◆ WHAT IS NEEDED ◆
Lines containing the string "Nadmorska" are to be counted; report the total by itself.

◆ DATASET ◆
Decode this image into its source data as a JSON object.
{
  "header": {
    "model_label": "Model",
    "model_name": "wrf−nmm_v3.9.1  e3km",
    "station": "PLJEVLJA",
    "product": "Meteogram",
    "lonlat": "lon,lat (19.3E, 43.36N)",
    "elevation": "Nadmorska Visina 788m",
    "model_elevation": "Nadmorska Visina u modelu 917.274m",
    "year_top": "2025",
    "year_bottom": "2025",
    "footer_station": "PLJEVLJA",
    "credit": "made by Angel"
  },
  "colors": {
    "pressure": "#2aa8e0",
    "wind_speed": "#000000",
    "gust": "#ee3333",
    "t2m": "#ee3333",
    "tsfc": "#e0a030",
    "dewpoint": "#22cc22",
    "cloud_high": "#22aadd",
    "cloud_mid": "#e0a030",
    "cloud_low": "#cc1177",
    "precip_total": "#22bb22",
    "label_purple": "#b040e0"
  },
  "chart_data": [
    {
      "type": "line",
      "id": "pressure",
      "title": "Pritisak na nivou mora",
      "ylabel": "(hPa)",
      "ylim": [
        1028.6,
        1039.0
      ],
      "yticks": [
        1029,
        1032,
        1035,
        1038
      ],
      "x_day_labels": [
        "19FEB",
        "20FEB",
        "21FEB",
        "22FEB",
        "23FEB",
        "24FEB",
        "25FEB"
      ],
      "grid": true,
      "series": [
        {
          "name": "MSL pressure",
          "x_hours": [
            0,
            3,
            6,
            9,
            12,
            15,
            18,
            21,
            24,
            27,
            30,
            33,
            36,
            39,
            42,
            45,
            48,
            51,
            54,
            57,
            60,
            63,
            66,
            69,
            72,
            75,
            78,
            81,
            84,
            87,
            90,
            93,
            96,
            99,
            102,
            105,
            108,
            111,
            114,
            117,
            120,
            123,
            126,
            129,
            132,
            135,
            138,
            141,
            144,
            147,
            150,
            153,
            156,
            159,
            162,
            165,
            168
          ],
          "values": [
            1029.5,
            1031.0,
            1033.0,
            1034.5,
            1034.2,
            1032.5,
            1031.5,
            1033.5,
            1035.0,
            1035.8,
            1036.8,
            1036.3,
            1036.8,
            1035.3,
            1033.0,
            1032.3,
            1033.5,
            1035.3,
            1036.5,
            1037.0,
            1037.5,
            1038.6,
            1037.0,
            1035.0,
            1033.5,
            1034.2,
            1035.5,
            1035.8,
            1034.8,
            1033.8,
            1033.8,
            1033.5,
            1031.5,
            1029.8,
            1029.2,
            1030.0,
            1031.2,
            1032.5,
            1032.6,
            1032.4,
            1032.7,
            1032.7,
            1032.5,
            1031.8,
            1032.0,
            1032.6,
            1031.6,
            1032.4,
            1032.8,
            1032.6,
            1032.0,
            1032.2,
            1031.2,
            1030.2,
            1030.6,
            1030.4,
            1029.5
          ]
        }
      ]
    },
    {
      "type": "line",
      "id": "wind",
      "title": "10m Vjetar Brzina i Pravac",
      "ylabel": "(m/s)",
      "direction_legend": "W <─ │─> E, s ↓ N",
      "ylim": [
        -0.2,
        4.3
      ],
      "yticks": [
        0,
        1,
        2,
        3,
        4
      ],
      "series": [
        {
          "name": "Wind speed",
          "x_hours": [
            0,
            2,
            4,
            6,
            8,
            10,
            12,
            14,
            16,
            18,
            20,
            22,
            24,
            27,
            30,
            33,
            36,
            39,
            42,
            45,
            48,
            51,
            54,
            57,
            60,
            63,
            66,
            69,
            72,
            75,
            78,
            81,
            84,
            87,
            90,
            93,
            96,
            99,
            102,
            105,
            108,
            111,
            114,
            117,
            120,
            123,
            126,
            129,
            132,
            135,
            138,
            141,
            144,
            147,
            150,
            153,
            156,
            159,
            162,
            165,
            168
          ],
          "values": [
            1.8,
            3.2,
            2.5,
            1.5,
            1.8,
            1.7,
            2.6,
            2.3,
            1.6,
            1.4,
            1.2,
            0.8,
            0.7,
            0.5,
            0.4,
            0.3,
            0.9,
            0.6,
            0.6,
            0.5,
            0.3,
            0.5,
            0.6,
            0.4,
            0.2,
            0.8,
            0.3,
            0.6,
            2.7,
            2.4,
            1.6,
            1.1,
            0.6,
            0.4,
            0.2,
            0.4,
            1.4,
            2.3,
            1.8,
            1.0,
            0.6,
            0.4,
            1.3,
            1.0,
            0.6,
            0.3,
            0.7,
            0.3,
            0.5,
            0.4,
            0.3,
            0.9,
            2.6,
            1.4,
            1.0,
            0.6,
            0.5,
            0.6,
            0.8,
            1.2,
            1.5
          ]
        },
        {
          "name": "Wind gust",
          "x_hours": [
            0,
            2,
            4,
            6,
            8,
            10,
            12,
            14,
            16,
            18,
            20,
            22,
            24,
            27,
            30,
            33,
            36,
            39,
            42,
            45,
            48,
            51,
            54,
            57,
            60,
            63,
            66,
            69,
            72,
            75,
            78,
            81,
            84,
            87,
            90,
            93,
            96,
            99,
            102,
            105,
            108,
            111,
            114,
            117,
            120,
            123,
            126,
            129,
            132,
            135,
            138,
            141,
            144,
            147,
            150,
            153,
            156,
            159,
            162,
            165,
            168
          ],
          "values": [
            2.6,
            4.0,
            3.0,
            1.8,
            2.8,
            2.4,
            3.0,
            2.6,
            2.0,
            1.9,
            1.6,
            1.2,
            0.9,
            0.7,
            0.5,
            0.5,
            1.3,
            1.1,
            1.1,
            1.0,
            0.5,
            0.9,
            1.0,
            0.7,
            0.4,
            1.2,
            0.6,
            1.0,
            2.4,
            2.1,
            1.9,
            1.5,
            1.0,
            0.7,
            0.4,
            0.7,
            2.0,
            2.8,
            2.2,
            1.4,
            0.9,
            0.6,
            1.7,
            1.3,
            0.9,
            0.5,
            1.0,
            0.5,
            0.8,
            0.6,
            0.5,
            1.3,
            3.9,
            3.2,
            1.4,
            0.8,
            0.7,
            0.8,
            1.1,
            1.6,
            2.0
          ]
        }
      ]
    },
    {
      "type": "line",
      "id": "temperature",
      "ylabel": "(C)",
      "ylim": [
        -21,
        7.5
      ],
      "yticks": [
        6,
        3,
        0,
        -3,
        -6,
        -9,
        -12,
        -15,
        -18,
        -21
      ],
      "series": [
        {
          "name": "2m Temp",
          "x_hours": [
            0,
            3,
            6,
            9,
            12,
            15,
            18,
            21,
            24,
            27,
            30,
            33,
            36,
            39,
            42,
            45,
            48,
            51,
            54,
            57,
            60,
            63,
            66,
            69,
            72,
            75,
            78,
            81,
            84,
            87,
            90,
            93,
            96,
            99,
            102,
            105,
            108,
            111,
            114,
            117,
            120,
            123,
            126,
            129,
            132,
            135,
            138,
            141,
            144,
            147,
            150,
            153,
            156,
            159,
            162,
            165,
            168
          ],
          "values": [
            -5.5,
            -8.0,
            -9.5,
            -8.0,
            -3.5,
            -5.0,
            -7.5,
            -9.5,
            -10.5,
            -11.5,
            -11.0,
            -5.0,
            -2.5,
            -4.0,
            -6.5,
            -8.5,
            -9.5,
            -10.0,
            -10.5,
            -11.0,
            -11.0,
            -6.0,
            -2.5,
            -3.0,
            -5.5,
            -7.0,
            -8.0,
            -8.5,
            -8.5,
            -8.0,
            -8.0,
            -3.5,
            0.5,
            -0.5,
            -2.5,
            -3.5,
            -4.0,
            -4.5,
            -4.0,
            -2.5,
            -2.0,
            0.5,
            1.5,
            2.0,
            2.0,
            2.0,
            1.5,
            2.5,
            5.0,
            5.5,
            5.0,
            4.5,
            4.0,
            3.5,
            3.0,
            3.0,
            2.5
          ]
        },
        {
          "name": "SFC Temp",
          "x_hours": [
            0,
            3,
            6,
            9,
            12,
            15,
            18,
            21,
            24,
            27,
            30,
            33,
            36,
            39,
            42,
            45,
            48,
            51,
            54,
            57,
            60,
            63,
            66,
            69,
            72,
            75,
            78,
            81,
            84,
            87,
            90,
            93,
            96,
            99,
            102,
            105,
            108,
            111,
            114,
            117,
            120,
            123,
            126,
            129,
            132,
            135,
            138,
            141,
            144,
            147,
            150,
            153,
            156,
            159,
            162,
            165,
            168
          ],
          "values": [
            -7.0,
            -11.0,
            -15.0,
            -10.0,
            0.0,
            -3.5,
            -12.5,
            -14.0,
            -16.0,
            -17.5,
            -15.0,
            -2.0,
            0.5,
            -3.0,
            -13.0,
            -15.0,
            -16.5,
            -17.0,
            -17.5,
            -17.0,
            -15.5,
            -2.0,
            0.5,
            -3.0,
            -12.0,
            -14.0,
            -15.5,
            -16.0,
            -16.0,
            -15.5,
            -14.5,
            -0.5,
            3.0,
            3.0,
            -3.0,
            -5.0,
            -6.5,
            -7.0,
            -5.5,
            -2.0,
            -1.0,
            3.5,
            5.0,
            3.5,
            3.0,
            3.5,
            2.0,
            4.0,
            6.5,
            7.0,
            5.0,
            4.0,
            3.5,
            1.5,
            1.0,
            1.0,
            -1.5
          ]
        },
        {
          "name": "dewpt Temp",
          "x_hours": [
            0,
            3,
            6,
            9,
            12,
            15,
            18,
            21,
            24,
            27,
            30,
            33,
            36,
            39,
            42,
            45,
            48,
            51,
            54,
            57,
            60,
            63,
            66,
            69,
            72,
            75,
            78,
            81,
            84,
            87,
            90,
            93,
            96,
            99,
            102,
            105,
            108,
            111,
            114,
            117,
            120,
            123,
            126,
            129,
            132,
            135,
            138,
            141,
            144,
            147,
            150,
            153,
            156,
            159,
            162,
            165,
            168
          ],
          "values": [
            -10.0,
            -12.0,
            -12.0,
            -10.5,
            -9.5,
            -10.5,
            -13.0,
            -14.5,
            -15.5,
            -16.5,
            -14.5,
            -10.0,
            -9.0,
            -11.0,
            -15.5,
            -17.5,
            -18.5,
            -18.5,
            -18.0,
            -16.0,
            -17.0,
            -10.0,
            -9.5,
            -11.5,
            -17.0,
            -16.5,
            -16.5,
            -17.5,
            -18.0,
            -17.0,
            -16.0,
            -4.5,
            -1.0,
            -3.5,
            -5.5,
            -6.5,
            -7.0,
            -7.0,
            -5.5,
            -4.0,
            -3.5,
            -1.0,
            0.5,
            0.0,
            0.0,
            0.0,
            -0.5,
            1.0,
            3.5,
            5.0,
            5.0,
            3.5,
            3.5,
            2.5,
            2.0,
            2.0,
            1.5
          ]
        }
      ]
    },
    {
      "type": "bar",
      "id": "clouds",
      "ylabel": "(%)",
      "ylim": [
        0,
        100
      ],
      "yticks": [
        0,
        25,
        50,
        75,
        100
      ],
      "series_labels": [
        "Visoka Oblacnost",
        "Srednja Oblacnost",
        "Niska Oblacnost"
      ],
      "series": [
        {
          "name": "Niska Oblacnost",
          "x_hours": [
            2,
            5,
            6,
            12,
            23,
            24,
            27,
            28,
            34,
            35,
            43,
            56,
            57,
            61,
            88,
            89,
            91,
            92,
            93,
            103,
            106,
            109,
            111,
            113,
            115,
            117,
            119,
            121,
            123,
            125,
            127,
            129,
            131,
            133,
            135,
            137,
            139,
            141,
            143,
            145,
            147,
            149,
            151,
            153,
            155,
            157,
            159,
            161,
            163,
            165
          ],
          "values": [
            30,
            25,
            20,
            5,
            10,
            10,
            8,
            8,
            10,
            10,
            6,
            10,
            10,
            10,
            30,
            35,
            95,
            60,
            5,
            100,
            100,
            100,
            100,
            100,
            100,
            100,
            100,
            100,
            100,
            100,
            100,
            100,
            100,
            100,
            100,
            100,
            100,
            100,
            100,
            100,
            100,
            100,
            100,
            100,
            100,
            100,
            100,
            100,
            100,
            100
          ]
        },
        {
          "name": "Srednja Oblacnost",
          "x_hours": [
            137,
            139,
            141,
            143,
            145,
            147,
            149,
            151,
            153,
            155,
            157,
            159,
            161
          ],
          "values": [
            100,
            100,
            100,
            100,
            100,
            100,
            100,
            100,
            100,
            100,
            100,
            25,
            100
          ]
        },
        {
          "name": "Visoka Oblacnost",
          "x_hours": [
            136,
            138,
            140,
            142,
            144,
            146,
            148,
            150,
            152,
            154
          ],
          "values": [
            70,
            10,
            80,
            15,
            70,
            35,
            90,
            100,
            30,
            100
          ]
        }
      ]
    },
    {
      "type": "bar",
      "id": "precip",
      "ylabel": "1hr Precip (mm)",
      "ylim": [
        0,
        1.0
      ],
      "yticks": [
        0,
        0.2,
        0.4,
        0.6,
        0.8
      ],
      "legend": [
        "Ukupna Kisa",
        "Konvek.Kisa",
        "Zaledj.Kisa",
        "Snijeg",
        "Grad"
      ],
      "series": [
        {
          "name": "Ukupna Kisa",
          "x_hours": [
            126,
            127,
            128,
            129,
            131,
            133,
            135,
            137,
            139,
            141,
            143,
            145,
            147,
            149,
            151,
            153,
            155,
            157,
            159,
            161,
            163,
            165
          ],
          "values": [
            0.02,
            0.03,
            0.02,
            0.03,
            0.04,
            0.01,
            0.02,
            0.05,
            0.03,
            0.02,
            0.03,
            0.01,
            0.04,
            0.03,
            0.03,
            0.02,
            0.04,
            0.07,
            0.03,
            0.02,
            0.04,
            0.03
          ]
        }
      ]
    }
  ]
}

◆ FINISHED EXERCISE ◆
2